- _Task to carry out_:
Copy the material from the line with "Enumerate the UI" up to and including the line with "series-line-0: [212, 236, 857, 707]", leaving out the pictures.

### Data extract ###

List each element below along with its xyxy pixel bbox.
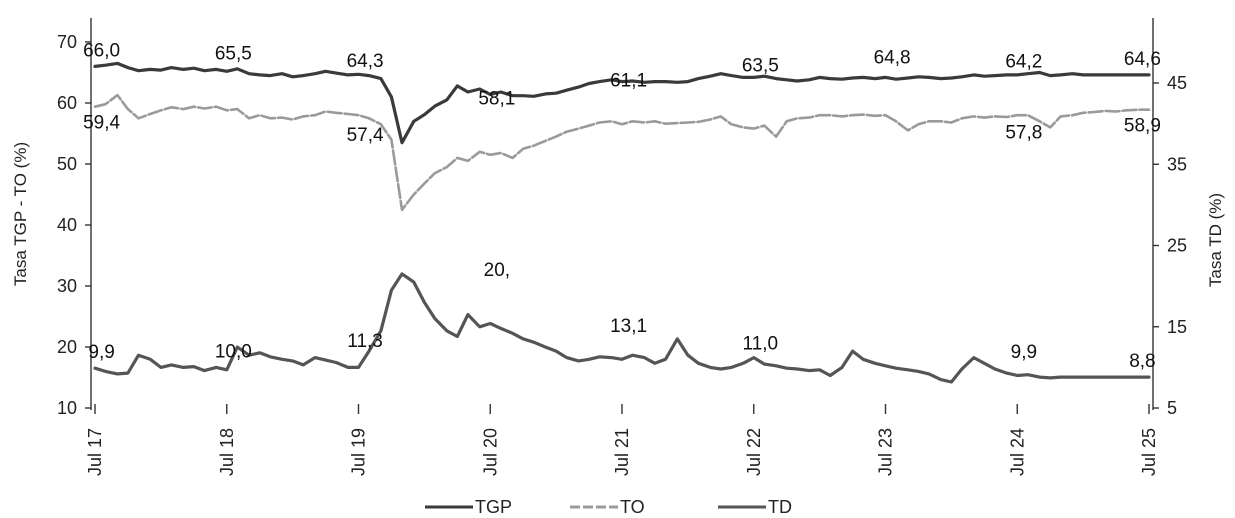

###
### Data extract ###

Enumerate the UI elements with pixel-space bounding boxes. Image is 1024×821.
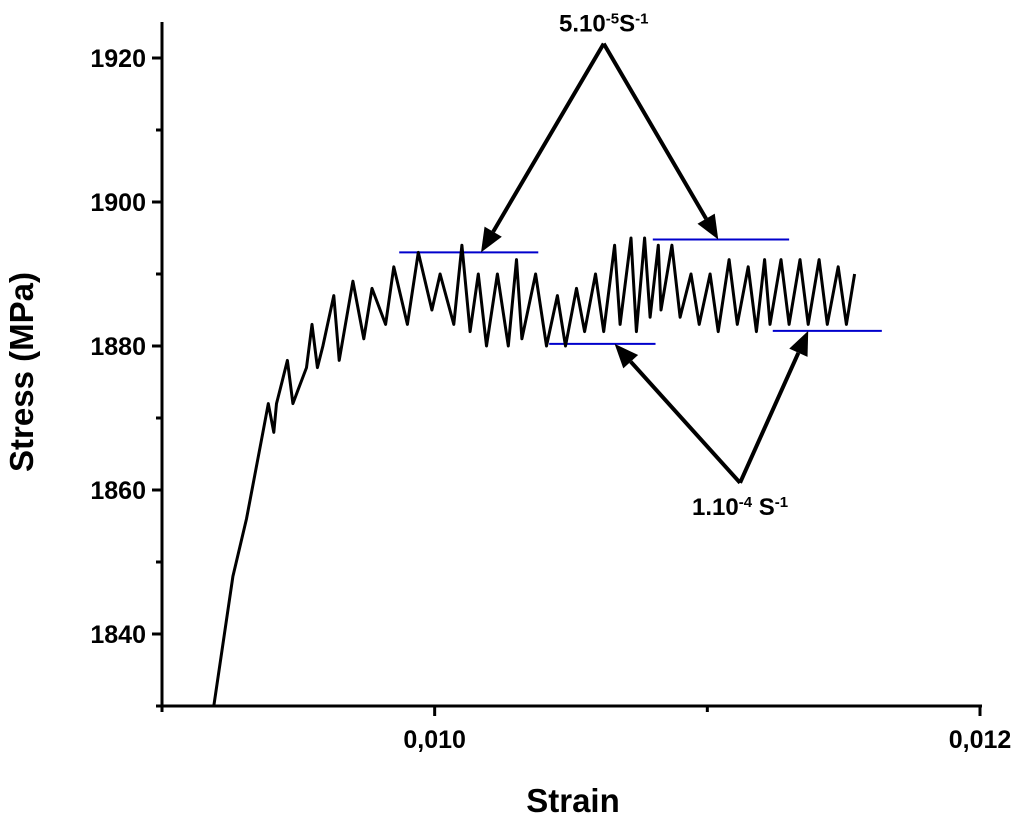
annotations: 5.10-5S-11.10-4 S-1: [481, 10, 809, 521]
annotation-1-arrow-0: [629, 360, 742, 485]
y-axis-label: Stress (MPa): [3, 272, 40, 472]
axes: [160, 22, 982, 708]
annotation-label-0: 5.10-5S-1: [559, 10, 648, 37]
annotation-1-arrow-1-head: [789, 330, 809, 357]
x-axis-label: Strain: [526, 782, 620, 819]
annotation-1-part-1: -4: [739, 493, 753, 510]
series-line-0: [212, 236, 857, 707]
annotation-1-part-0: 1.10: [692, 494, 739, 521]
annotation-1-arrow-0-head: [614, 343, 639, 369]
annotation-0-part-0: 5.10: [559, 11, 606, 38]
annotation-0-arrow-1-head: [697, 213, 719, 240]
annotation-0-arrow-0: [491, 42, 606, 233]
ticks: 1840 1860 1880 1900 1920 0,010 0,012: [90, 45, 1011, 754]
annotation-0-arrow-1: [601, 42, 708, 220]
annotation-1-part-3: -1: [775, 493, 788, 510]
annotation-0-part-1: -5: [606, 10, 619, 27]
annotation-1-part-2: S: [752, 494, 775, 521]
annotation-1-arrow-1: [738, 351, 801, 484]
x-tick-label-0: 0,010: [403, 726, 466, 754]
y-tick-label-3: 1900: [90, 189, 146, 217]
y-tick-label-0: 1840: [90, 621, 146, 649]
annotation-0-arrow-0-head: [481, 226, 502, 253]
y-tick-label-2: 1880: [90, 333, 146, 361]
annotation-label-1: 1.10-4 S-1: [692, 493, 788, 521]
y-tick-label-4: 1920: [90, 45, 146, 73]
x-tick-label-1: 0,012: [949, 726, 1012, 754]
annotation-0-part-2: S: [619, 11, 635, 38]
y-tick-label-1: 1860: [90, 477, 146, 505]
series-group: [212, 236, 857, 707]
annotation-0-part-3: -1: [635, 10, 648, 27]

###
### Data extract ###

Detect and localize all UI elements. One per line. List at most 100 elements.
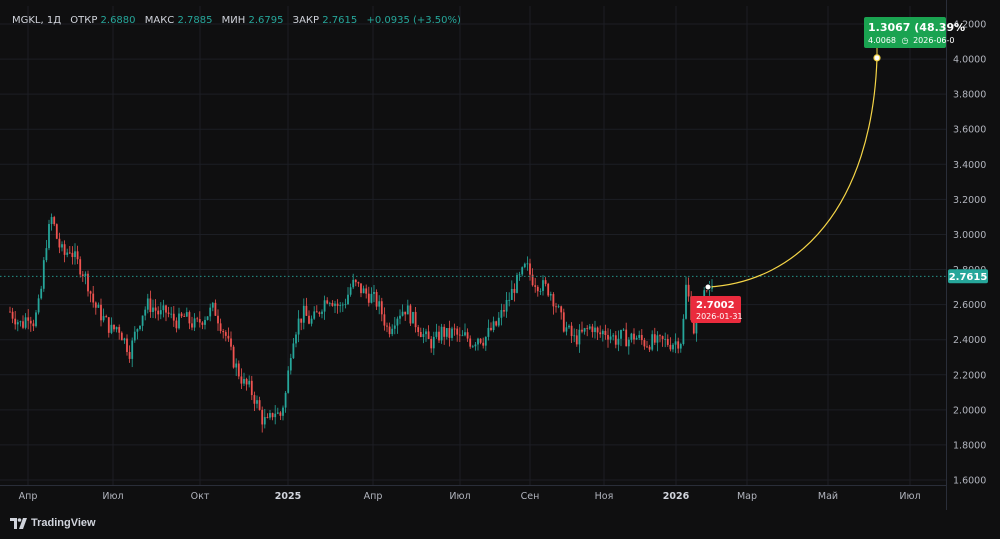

###

- _The reply_:
Enumerate the UI elements with pixel-space bounding boxes. Image is 1024×821.
annotations: 5.10-5S-11.10-4 S-1: [481, 10, 809, 521]
annotation-1-arrow-0: [629, 360, 742, 485]
y-axis-label: Stress (MPa): [3, 272, 40, 472]
axes: [160, 22, 982, 708]
annotation-label-0: 5.10-5S-1: [559, 10, 648, 37]
annotation-1-arrow-1-head: [789, 330, 809, 357]
x-axis-label: Strain: [526, 782, 620, 819]
annotation-1-part-1: -4: [739, 493, 753, 510]
series-line-0: [212, 236, 857, 707]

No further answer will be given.